*** Data provided ***

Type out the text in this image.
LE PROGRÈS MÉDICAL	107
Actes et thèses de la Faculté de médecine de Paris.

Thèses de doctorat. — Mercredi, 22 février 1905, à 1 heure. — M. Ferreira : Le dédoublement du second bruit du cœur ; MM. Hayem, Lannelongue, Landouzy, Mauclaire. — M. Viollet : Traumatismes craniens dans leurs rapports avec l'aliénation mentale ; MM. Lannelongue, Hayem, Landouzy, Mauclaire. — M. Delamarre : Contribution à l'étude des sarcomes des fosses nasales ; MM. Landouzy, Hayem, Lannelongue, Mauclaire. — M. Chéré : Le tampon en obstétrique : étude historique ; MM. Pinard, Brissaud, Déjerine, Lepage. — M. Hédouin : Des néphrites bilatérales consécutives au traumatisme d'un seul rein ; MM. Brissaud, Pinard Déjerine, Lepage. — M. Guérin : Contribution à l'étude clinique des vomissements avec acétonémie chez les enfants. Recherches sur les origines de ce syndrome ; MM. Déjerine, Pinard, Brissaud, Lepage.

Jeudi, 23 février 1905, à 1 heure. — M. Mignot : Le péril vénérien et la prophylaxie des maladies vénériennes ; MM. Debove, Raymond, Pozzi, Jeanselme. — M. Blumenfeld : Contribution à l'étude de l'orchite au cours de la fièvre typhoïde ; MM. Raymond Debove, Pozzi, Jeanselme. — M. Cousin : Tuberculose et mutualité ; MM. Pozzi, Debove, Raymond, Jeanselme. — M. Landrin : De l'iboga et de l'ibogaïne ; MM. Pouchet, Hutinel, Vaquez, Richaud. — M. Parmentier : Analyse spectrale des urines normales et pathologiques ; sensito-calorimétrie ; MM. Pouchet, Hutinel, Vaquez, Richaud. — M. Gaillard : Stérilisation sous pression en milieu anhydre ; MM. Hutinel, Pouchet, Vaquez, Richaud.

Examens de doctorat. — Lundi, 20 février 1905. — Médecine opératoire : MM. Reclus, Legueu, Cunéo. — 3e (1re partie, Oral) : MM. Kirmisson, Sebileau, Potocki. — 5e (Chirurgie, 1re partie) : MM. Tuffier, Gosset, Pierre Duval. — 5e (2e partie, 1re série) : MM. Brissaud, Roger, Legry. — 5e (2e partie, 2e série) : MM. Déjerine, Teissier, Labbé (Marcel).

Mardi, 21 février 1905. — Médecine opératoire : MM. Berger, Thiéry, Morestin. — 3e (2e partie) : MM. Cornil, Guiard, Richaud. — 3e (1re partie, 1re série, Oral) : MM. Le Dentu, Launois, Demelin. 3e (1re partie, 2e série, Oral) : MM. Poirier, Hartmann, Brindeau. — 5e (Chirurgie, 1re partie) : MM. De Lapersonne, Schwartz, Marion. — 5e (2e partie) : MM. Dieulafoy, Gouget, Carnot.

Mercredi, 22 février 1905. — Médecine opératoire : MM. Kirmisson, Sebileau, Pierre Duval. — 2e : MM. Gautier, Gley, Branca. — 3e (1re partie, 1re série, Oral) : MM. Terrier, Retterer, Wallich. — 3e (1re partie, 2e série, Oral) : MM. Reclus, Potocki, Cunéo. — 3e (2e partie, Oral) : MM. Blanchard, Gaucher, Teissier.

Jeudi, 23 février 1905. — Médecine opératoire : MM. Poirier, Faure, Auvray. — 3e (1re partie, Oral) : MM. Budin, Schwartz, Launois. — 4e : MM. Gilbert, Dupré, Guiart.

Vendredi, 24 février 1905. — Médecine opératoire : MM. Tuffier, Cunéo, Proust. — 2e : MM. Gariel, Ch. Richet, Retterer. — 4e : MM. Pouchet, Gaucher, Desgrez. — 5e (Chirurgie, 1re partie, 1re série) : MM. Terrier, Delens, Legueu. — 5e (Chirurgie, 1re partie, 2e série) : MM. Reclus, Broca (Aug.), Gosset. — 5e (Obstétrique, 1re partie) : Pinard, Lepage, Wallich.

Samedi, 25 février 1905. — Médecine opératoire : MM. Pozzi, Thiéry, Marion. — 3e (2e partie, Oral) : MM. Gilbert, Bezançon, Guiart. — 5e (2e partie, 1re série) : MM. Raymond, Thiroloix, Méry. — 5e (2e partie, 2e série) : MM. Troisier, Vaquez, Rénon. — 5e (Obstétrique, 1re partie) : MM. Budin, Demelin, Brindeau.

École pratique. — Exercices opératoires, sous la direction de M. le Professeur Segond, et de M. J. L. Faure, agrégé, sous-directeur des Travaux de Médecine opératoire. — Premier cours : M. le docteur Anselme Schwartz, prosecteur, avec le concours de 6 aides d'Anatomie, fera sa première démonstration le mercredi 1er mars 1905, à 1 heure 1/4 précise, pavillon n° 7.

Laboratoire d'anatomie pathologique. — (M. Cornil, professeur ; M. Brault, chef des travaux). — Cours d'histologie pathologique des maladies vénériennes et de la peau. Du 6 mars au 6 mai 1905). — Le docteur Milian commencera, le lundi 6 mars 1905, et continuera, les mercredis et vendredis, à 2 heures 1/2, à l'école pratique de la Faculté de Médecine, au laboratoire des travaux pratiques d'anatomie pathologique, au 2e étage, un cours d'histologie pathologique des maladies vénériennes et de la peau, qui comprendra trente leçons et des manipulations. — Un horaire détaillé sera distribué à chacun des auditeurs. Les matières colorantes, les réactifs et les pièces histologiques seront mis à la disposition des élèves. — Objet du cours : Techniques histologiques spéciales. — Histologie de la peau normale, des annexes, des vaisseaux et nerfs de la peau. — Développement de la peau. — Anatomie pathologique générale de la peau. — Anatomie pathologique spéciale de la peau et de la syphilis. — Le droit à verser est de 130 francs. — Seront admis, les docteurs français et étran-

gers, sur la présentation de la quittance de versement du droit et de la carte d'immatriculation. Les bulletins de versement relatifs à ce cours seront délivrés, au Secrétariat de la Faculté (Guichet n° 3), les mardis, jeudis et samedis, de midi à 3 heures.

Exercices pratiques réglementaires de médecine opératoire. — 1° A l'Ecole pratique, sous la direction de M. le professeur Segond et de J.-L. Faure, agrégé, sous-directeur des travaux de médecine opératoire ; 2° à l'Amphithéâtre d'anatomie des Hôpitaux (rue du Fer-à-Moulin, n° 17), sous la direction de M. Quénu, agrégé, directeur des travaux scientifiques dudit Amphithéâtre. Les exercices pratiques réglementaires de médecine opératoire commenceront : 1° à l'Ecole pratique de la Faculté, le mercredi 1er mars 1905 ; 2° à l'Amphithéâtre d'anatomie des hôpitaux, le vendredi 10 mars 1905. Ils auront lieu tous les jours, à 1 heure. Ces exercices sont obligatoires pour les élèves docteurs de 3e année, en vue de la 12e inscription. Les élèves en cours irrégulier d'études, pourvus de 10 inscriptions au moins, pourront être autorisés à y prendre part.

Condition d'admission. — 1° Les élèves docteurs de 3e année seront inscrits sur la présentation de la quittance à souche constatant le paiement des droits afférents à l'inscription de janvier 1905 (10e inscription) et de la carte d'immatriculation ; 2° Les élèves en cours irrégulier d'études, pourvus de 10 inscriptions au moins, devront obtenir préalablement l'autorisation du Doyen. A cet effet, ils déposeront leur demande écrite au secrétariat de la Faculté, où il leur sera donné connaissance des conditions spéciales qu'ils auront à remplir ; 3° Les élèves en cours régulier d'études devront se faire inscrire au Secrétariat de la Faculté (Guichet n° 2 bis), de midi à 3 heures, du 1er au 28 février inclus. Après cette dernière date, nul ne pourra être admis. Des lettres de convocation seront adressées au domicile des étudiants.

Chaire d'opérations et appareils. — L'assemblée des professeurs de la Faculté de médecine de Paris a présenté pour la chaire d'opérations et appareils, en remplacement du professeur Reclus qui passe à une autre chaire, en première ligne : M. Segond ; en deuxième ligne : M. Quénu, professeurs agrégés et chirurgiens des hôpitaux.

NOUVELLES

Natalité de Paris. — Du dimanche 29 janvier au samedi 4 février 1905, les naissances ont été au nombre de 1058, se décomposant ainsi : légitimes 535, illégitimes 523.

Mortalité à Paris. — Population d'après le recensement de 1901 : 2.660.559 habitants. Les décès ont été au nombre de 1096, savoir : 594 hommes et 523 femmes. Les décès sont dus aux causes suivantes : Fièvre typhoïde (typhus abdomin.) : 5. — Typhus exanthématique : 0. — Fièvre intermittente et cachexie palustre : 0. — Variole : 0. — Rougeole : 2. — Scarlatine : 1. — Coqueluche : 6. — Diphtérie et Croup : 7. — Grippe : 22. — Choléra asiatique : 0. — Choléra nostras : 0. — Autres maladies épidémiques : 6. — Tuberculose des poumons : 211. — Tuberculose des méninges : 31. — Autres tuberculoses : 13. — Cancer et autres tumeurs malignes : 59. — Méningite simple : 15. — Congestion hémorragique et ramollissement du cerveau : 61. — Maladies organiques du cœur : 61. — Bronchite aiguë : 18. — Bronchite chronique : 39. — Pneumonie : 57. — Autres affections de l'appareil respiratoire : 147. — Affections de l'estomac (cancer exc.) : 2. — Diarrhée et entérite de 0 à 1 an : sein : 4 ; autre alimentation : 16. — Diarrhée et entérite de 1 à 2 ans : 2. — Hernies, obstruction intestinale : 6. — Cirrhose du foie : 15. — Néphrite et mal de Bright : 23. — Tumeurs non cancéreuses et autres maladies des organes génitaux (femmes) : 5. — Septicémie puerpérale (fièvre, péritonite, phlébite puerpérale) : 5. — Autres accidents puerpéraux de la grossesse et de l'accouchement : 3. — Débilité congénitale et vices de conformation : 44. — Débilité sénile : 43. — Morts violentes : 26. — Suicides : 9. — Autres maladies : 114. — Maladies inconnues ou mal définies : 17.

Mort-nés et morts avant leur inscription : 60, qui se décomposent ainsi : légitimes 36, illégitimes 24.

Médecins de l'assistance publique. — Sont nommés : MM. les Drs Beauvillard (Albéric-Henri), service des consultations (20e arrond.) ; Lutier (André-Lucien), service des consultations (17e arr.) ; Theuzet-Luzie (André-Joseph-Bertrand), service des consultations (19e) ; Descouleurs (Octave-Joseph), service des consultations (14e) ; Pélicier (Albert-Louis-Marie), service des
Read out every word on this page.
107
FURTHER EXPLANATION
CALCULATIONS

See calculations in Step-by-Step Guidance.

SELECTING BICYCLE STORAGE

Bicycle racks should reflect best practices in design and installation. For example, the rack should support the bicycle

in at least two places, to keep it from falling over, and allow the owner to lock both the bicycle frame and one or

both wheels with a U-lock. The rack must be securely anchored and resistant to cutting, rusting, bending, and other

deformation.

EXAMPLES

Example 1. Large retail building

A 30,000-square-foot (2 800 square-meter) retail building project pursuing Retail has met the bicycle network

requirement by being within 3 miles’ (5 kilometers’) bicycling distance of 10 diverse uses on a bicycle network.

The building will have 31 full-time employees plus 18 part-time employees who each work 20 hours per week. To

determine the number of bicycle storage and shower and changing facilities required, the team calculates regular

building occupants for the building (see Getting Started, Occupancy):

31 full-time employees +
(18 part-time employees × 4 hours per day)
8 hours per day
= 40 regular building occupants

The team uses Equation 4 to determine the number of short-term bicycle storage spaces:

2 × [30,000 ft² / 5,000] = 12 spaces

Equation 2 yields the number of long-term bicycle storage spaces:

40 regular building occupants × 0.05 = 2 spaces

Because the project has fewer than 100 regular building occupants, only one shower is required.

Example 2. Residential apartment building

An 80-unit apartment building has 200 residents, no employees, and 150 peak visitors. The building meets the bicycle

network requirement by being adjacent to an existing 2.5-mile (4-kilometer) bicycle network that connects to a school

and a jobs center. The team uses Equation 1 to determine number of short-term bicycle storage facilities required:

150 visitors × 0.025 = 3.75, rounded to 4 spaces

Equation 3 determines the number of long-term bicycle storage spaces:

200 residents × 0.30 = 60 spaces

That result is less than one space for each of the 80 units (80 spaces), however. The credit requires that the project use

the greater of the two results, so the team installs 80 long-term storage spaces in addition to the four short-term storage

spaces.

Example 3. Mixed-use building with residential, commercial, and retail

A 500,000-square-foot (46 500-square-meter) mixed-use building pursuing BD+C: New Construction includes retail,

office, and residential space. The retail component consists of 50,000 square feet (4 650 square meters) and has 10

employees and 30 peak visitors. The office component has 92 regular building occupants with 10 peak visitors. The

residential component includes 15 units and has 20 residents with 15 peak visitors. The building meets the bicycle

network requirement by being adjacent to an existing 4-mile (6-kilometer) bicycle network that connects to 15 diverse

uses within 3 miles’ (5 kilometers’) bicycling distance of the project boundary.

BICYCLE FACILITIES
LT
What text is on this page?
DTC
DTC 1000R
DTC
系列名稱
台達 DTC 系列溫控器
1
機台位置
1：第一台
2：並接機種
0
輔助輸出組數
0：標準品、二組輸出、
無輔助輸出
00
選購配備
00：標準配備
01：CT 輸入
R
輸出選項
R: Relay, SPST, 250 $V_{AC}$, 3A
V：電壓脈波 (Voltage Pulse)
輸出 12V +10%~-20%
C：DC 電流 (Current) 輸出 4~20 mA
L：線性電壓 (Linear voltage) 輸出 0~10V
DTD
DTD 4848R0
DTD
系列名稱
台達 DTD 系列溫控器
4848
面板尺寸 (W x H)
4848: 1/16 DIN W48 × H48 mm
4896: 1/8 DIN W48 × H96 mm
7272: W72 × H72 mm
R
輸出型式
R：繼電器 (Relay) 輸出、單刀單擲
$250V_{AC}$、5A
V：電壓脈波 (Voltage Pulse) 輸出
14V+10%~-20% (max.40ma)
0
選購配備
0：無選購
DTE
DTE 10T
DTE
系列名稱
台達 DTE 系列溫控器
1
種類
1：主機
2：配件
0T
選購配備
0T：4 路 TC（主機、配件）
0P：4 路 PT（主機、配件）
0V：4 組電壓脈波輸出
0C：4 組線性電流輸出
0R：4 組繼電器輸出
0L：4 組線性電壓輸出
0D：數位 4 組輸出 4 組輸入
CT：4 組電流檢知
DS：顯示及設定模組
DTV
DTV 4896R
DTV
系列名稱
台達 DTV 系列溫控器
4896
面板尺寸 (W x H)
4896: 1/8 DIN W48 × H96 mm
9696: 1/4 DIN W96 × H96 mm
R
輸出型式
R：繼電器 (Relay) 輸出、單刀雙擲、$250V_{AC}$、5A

***

Set problem:
Only lines with "ainsi" are wanted here; list each of them.

Task result:
Natalité de Paris. — Du dimanche 29 janvier au samedi 4 février 1905, les naissances ont été au nombre de 1058, se décomposant ainsi : légitimes 535, illégitimes 523.
Mort-nés et morts avant leur inscription : 60, qui se décomposent ainsi : légitimes 36, illégitimes 24.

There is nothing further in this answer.